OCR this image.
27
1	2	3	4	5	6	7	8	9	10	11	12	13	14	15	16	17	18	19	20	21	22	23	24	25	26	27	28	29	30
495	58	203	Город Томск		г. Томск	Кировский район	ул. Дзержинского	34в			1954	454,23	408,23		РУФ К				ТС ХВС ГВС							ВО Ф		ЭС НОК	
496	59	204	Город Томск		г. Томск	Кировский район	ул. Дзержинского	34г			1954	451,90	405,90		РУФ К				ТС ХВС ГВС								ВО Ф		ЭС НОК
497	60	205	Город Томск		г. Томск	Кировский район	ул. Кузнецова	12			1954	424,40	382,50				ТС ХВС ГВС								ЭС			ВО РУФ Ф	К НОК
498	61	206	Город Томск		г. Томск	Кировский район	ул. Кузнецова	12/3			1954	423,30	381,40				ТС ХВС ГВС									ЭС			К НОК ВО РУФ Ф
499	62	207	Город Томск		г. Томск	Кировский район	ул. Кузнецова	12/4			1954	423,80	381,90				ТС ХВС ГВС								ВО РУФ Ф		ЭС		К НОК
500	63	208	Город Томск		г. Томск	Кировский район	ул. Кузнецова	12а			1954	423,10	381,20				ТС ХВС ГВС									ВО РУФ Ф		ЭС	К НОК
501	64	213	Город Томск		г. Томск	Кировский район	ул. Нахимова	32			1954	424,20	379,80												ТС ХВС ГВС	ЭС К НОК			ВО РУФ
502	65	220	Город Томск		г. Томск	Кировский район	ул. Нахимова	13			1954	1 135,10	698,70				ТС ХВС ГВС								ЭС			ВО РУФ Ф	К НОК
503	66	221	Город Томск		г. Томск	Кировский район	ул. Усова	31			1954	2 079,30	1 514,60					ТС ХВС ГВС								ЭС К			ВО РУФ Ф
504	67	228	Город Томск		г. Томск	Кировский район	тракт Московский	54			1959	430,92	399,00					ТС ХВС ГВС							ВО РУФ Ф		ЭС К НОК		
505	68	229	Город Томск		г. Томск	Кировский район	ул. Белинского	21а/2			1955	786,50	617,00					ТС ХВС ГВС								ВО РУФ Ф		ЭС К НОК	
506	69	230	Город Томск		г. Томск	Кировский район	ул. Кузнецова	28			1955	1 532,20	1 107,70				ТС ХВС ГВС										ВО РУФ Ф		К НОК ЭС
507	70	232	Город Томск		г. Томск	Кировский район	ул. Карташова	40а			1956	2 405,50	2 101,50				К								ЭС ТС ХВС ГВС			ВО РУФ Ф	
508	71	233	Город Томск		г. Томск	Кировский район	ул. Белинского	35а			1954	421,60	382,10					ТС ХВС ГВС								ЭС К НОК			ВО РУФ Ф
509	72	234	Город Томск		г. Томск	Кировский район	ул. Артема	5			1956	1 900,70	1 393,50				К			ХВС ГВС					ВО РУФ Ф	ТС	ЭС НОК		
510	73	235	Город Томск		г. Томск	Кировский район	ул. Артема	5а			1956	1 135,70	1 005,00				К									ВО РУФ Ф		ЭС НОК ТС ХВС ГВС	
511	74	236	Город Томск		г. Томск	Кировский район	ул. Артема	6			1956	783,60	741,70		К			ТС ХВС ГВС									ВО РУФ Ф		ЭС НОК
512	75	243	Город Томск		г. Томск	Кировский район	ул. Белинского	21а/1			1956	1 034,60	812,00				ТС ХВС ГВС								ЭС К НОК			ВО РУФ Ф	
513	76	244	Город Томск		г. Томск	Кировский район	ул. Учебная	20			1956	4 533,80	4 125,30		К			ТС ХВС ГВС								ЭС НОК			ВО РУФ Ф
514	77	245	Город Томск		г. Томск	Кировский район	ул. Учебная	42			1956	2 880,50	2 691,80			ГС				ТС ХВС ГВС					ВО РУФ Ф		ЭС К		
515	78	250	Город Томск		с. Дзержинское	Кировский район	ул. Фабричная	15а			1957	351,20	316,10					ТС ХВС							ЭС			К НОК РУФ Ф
----------
Locate all lines that include the word "Дзержинского" and copy them out.

# Reply to the exercise
495	58	203	Город Томск		г. Томск	Кировский район	ул. Дзержинского	34в			1954	454,23	408,23		РУФ К				ТС ХВС ГВС							ВО Ф		ЭС НОК	
496	59	204	Город Томск		г. Томск	Кировский район	ул. Дзержинского	34г			1954	451,90	405,90		РУФ К				ТС ХВС ГВС								ВО Ф		ЭС НОК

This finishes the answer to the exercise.